** begin Text excerpt **

Video

Version

0.1.0-draft

Introduction

This document describes the standards for acquiring video data from behavior experiments. The goal is to ensure that the data is correctly acquired, logged, and stored in a way that is compatible with AIND’s data processing pipelines. We will draw the line on including metadata that relates to the video data itself and NOT to the hardware or software that acquired it. This is to ensure that the data format is self-contained, maintainable and potentially reusable by other applications.

Format specification

Following SciComp standards, video data from behavior experiments should be saved to the behavior-videos modality folder.

Inside this folder, each camera should have its own directory, named <CameraName>. Inside each camera folder, there should be two files: video.<extension> and metadata.csv. The video.<extension>` file should contain the video data, and the metadata.csv file should contain the metadata for the video.

<CameraName> is expected to match the name defined in the rig metadata file (rig.json) from aind-data-schema.

** end Text excerpt **
** begin Entries provided **

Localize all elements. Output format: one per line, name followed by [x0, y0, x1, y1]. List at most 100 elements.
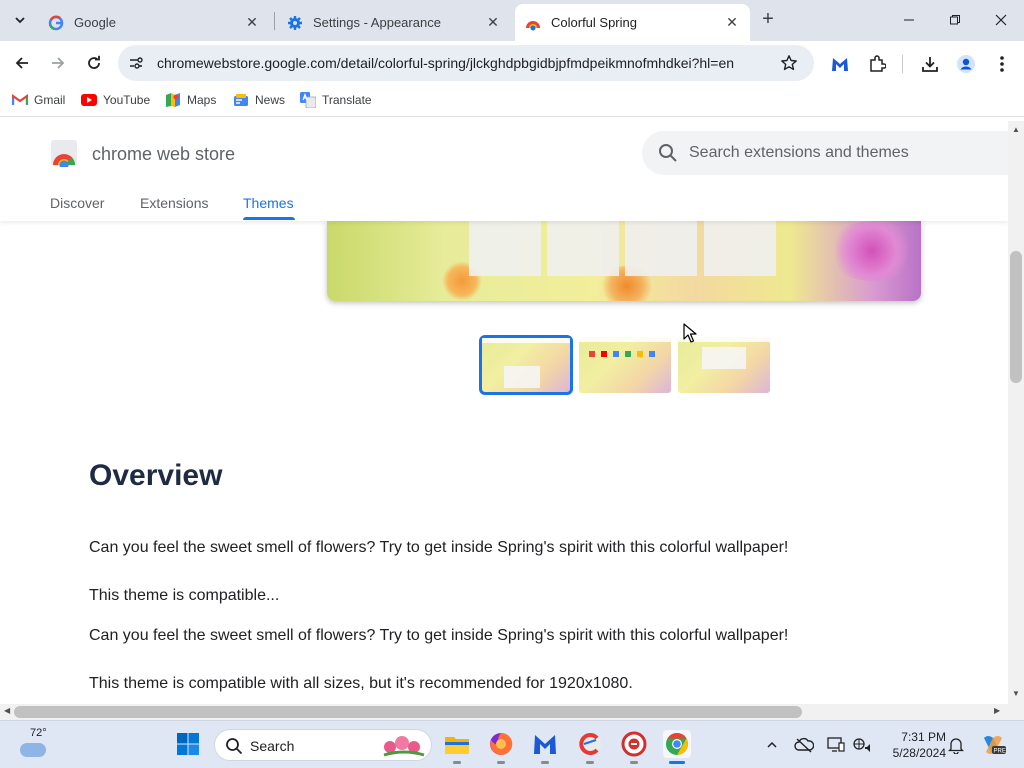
google-icon	[48, 15, 64, 31]
extensions-puzzle-icon[interactable]	[866, 53, 888, 75]
copilot-icon: PRE	[984, 736, 1006, 755]
gear-icon	[287, 15, 303, 31]
taskbar-app[interactable]	[620, 730, 648, 764]
minimize-button[interactable]	[896, 8, 922, 32]
notifications-button[interactable]	[946, 735, 966, 755]
mouse-cursor-icon	[683, 323, 697, 343]
tab-google[interactable]: Google ✕	[38, 4, 270, 41]
scroll-down-arrow-icon[interactable]: ▼	[1012, 689, 1020, 698]
chevron-down-icon	[15, 17, 25, 24]
news-icon	[233, 92, 249, 108]
monitor-icon	[827, 737, 845, 752]
bookmark-maps[interactable]: Maps	[165, 92, 216, 108]
taskbar-file-explorer[interactable]	[443, 730, 471, 764]
chevron-up-icon	[767, 741, 777, 748]
taskbar-ccleaner[interactable]	[576, 730, 604, 764]
bookmark-star-icon[interactable]	[780, 54, 798, 77]
taskbar-firefox[interactable]	[487, 730, 515, 764]
new-tab-button[interactable]: +	[758, 9, 778, 30]
bookmark-youtube[interactable]: YouTube	[81, 92, 150, 108]
scrollbar-corner	[1008, 704, 1024, 720]
horizontal-scroll-thumb[interactable]	[14, 706, 802, 718]
cloud-offline-icon	[794, 737, 814, 753]
bookmark-translate[interactable]: Translate	[300, 92, 372, 108]
ccleaner-icon	[579, 733, 601, 755]
horizontal-scrollbar[interactable]: ◀ ▶	[0, 704, 1008, 720]
bookmark-news[interactable]: News	[233, 92, 285, 108]
close-icon[interactable]: ✕	[244, 14, 260, 31]
store-name[interactable]: chrome web store	[92, 144, 235, 165]
address-bar[interactable]: chromewebstore.google.com/detail/colorfu…	[118, 45, 814, 81]
search-icon	[225, 737, 243, 760]
reload-button[interactable]	[82, 51, 106, 75]
malwarebytes-extension-icon[interactable]	[829, 53, 851, 75]
copilot-button[interactable]: PRE	[980, 735, 1006, 755]
nav-tab-themes[interactable]: Themes	[243, 195, 294, 211]
weather-temperature: 72°	[30, 727, 47, 739]
scroll-left-arrow-icon[interactable]: ◀	[4, 706, 10, 715]
bookmark-label: YouTube	[103, 93, 151, 107]
tab-title: Google	[74, 15, 116, 30]
youtube-icon	[81, 92, 97, 108]
screenshot-thumbnail-1[interactable]	[479, 335, 573, 395]
network-volume-tray[interactable]	[852, 735, 872, 755]
tab-search-button[interactable]	[8, 8, 32, 32]
screenshot-thumbnail-2[interactable]	[579, 337, 671, 393]
taskbar-search-label: Search	[250, 738, 295, 754]
browser-toolbar: chromewebstore.google.com/detail/colorfu…	[0, 41, 1024, 85]
overview-paragraph: This theme is compatible with all sizes,…	[89, 675, 633, 692]
chrome-web-store-logo-icon[interactable]	[50, 139, 78, 170]
page-content: chrome web store Search extensions and t…	[0, 121, 1008, 704]
downloads-icon[interactable]	[919, 53, 941, 75]
store-header: chrome web store Search extensions and t…	[0, 121, 1008, 221]
url-text: chromewebstore.google.com/detail/colorfu…	[157, 55, 735, 71]
search-icon	[658, 143, 678, 168]
onedrive-tray[interactable]	[794, 735, 814, 755]
search-highlight-flowers-icon	[383, 736, 425, 757]
more-menu-button[interactable]	[991, 53, 1013, 75]
windows-start-icon	[177, 733, 199, 755]
tab-title: Settings - Appearance	[313, 15, 441, 30]
reload-icon	[88, 55, 100, 69]
app-icon	[621, 731, 647, 757]
show-hidden-icons-button[interactable]	[762, 735, 782, 755]
clock-date: 5/28/2024	[892, 746, 946, 760]
clock-time: 7:31 PM	[901, 730, 946, 744]
taskbar-malwarebytes[interactable]	[531, 730, 559, 764]
tab-colorful-spring[interactable]: Colorful Spring ✕	[515, 4, 750, 41]
file-explorer-icon	[445, 737, 469, 754]
network-icon	[853, 738, 870, 752]
display-tray[interactable]	[826, 735, 846, 755]
chrome-web-store-icon	[525, 15, 541, 31]
restore-icon	[950, 15, 960, 25]
back-button[interactable]	[10, 51, 34, 75]
close-icon[interactable]: ✕	[724, 14, 740, 31]
tab-separator	[274, 12, 275, 30]
restore-button[interactable]	[942, 8, 968, 32]
site-info-icon[interactable]	[128, 55, 144, 76]
start-button[interactable]	[174, 730, 202, 758]
vertical-scrollbar[interactable]: ▲ ▼	[1008, 121, 1024, 704]
arrow-left-icon	[15, 57, 28, 69]
nav-tab-extensions[interactable]: Extensions	[140, 195, 208, 211]
store-search-input[interactable]: Search extensions and themes	[642, 131, 1008, 175]
forward-button[interactable]	[46, 51, 70, 75]
scroll-up-arrow-icon[interactable]: ▲	[1012, 125, 1020, 134]
profile-avatar[interactable]	[955, 53, 977, 75]
bookmark-label: Translate	[322, 93, 372, 107]
taskbar-chrome[interactable]	[663, 730, 691, 764]
weather-widget[interactable]: 72°	[18, 727, 50, 761]
taskbar-search-box[interactable]: Search	[214, 729, 432, 761]
close-icon[interactable]: ✕	[485, 14, 501, 31]
screenshot-thumbnail-3[interactable]	[678, 337, 770, 393]
system-clock[interactable]: 7:31 PM 5/28/2024	[880, 729, 946, 761]
tab-settings-appearance[interactable]: Settings - Appearance ✕	[277, 4, 511, 41]
nav-tab-discover[interactable]: Discover	[50, 195, 104, 211]
tab-strip: Google ✕ Settings - Appearance ✕ Colorfu…	[0, 0, 1024, 41]
bookmark-gmail[interactable]: Gmail	[12, 92, 65, 108]
close-window-button[interactable]	[988, 8, 1014, 32]
minimize-icon	[904, 19, 914, 21]
vertical-scroll-thumb[interactable]	[1010, 251, 1022, 383]
scroll-right-arrow-icon[interactable]: ▶	[994, 706, 1000, 715]
cloud-icon	[20, 743, 46, 757]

** end Entries provided **

• [Requirements]:
Print, word for word, the part of the video acquisition standard above that opens with the words containing "This document describes" and closes with "by other applications.".

• [Complete answer]:
This document describes the standards for acquiring video data from behavior experiments. The goal is to ensure that the data is correctly acquired, logged, and stored in a way that is compatible with AIND’s data processing pipelines. We will draw the line on including metadata that relates to the video data itself and NOT to the hardware or software that acquired it. This is to ensure that the data format is self-contained, maintainable and potentially reusable by other applications.